*** Begin section ***

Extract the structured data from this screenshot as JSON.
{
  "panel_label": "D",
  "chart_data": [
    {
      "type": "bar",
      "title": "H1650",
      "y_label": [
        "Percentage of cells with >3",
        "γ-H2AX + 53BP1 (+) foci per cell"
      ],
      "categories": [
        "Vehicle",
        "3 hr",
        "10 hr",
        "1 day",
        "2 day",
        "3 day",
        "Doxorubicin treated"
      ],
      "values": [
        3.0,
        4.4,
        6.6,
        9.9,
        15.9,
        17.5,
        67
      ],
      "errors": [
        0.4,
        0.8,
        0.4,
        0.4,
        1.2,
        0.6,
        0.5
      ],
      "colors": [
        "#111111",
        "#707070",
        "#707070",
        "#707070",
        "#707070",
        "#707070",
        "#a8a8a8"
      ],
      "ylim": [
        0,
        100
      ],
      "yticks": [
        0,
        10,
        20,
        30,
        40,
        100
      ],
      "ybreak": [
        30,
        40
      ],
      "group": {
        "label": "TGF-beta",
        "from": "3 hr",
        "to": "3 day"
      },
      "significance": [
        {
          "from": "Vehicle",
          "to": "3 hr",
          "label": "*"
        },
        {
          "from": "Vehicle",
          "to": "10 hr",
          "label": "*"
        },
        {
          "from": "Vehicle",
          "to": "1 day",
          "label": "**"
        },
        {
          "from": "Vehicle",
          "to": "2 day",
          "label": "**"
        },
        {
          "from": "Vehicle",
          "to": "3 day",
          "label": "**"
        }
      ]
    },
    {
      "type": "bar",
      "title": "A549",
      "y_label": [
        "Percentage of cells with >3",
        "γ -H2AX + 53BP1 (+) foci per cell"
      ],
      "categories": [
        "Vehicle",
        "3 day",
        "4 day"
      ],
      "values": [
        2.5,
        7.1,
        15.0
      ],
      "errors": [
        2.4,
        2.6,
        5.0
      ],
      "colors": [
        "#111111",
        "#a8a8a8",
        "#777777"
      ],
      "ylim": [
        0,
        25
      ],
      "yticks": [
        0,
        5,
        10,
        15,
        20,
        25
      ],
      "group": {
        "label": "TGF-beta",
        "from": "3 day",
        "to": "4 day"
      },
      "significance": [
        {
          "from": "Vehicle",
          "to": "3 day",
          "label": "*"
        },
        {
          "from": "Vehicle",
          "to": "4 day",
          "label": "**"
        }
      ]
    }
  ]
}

*** End section ***

# About this task:
Each record is to be reproduced exactly as it appears.

# Completed task:
Extract the structured data from this screenshot as JSON.
{
  "panel_label": "D",
  "chart_data": [
    {
      "type": "bar",
      "title": "H1650",
      "y_label": [
        "Percentage of cells with >3",
        "γ-H2AX + 53BP1 (+) foci per cell"
      ],
      "categories": [
        "Vehicle",
        "3 hr",
        "10 hr",
        "1 day",
        "2 day",
        "3 day",
        "Doxorubicin treated"
      ],
      "values": [
        3.0,
        4.4,
        6.6,
        9.9,
        15.9,
        17.5,
        67
      ],
      "errors": [
        0.4,
        0.8,
        0.4,
        0.4,
        1.2,
        0.6,
        0.5
      ],
      "colors": [
        "#111111",
        "#707070",
        "#707070",
        "#707070",
        "#707070",
        "#707070",
        "#a8a8a8"
      ],
      "ylim": [
        0,
        100
      ],
      "yticks": [
        0,
        10,
        20,
        30,
        40,
        100
      ],
      "ybreak": [
        30,
        40
      ],
      "group": {
        "label": "TGF-beta",
        "from": "3 hr",
        "to": "3 day"
      },
      "significance": [
        {
          "from": "Vehicle",
          "to": "3 hr",
          "label": "*"
        },
        {
          "from": "Vehicle",
          "to": "10 hr",
          "label": "*"
        },
        {
          "from": "Vehicle",
          "to": "1 day",
          "label": "**"
        },
        {
          "from": "Vehicle",
          "to": "2 day",
          "label": "**"
        },
        {
          "from": "Vehicle",
          "to": "3 day",
          "label": "**"
        }
      ]
    },
    {
      "type": "bar",
      "title": "A549",
      "y_label": [
        "Percentage of cells with >3",
        "γ -H2AX + 53BP1 (+) foci per cell"
      ],
      "categories": [
        "Vehicle",
        "3 day",
        "4 day"
      ],
      "values": [
        2.5,
        7.1,
        15.0
      ],
      "errors": [
        2.4,
        2.6,
        5.0
      ],
      "colors": [
        "#111111",
        "#a8a8a8",
        "#777777"
      ],
      "ylim": [
        0,
        25
      ],
      "yticks": [
        0,
        5,
        10,
        15,
        20,
        25
      ],
      "group": {
        "label": "TGF-beta",
        "from": "3 day",
        "to": "4 day"
      },
      "significance": [
        {
          "from": "Vehicle",
          "to": "3 day",
          "label": "*"
        },
        {
          "from": "Vehicle",
          "to": "4 day",
          "label": "**"
        }
      ]
    }
  ]
}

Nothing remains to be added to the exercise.